» **Request**
Copy every entry exactly.

» **Supplied material**
* * * * * * *

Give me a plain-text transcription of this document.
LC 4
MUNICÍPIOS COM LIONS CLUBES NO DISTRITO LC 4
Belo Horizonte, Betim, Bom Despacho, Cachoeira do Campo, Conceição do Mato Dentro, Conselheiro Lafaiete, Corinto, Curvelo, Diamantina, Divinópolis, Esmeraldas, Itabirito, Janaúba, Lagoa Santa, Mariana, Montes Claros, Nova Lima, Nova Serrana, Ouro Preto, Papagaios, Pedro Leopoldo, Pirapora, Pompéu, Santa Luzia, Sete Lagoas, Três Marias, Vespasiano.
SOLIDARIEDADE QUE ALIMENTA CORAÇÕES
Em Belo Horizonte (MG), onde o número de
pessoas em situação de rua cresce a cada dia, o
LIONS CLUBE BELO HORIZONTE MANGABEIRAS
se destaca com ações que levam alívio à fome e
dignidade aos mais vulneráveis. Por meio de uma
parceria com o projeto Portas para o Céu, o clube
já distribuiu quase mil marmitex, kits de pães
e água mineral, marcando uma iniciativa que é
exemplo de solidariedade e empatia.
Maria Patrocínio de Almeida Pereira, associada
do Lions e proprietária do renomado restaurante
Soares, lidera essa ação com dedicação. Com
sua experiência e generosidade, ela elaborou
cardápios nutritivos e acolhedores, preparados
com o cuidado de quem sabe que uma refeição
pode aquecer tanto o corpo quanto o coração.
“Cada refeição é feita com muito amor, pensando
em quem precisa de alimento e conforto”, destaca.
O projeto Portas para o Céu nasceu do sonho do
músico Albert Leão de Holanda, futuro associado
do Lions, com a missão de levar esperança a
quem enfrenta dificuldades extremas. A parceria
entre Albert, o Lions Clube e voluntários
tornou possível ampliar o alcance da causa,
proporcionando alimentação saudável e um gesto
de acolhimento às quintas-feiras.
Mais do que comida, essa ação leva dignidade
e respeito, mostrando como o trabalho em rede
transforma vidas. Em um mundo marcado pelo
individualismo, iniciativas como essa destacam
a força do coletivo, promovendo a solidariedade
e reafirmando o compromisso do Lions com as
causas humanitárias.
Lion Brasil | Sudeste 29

* * * * * * *

» **Exercise output**
Give me a plain-text transcription of this document.
LC 4
MUNICÍPIOS COM LIONS CLUBES NO DISTRITO LC 4
Belo Horizonte, Betim, Bom Despacho, Cachoeira do Campo, Conceição do Mato Dentro, Conselheiro Lafaiete, Corinto, Curvelo, Diamantina, Divinópolis, Esmeraldas, Itabirito, Janaúba, Lagoa Santa, Mariana, Montes Claros, Nova Lima, Nova Serrana, Ouro Preto, Papagaios, Pedro Leopoldo, Pirapora, Pompéu, Santa Luzia, Sete Lagoas, Três Marias, Vespasiano.
SOLIDARIEDADE QUE ALIMENTA CORAÇÕES
Em Belo Horizonte (MG), onde o número de
pessoas em situação de rua cresce a cada dia, o
LIONS CLUBE BELO HORIZONTE MANGABEIRAS
se destaca com ações que levam alívio à fome e
dignidade aos mais vulneráveis. Por meio de uma
parceria com o projeto Portas para o Céu, o clube
já distribuiu quase mil marmitex, kits de pães
e água mineral, marcando uma iniciativa que é
exemplo de solidariedade e empatia.
Maria Patrocínio de Almeida Pereira, associada
do Lions e proprietária do renomado restaurante
Soares, lidera essa ação com dedicação. Com
sua experiência e generosidade, ela elaborou
cardápios nutritivos e acolhedores, preparados
com o cuidado de quem sabe que uma refeição
pode aquecer tanto o corpo quanto o coração.
“Cada refeição é feita com muito amor, pensando
em quem precisa de alimento e conforto”, destaca.
O projeto Portas para o Céu nasceu do sonho do
músico Albert Leão de Holanda, futuro associado
do Lions, com a missão de levar esperança a
quem enfrenta dificuldades extremas. A parceria
entre Albert, o Lions Clube e voluntários
tornou possível ampliar o alcance da causa,
proporcionando alimentação saudável e um gesto
de acolhimento às quintas-feiras.
Mais do que comida, essa ação leva dignidade
e respeito, mostrando como o trabalho em rede
transforma vidas. Em um mundo marcado pelo
individualismo, iniciativas como essa destacam
a força do coletivo, promovendo a solidariedade
e reafirmando o compromisso do Lions com as
causas humanitárias.
Lion Brasil | Sudeste 29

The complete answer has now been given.